* **Supplied data**:
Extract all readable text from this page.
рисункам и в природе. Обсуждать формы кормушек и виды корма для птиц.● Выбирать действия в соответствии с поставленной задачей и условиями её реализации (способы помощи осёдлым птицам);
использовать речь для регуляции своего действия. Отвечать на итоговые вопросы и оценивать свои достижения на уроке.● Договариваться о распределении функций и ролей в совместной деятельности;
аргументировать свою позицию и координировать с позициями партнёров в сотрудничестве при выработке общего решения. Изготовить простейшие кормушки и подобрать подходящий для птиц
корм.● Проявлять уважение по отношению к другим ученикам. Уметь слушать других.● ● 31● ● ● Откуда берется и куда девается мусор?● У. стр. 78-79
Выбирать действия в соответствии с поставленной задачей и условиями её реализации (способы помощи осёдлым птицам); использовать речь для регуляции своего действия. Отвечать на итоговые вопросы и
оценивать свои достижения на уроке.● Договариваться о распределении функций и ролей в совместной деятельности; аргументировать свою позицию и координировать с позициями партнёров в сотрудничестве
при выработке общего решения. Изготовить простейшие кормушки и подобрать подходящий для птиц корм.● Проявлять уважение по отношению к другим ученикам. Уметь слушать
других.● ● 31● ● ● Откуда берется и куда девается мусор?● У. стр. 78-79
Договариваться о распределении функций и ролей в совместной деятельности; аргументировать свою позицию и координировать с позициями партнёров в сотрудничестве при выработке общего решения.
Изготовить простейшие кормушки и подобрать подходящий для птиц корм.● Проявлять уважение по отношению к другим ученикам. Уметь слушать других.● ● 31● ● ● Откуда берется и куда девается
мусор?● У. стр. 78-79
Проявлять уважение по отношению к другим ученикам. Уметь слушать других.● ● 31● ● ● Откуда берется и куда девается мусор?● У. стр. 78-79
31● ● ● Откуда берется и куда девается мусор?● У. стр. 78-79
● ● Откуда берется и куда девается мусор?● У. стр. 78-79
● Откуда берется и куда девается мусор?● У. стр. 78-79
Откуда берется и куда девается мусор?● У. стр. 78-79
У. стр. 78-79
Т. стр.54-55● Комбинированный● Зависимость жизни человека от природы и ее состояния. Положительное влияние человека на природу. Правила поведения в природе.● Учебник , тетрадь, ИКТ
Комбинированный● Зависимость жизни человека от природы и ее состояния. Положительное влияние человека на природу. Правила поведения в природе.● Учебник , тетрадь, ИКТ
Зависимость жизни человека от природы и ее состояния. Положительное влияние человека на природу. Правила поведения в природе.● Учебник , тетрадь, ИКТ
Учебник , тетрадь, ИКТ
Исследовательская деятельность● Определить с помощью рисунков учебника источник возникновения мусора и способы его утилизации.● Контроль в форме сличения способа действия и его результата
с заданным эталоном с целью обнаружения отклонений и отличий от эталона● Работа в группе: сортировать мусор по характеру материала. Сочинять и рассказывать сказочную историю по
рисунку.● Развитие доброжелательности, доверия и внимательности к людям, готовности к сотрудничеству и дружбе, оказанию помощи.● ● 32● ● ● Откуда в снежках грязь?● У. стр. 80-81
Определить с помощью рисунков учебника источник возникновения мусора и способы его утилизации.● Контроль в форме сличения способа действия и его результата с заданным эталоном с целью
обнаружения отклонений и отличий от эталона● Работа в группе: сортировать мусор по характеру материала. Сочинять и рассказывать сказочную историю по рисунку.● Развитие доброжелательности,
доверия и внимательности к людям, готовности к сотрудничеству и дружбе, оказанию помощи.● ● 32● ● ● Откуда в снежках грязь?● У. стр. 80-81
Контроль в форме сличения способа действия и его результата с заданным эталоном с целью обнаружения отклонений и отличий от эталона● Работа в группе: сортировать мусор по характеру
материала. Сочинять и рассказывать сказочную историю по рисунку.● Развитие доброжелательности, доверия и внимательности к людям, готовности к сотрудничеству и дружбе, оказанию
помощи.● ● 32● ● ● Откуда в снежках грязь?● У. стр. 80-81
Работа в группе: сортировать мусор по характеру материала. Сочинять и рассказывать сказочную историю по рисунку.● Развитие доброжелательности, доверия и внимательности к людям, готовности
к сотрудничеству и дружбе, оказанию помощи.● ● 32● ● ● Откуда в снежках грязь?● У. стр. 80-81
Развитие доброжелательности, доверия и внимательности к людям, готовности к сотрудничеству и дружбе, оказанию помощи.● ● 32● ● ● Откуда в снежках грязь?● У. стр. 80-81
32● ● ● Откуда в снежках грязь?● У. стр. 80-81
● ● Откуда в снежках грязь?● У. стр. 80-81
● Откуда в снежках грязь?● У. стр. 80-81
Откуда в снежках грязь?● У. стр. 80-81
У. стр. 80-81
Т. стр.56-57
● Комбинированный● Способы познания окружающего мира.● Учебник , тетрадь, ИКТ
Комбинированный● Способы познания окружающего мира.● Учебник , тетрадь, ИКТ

* **Short exercise**:
Go through the listing above and report how many of its lines contain the word "Контроль", with only the number as output.

* **Task output**:
3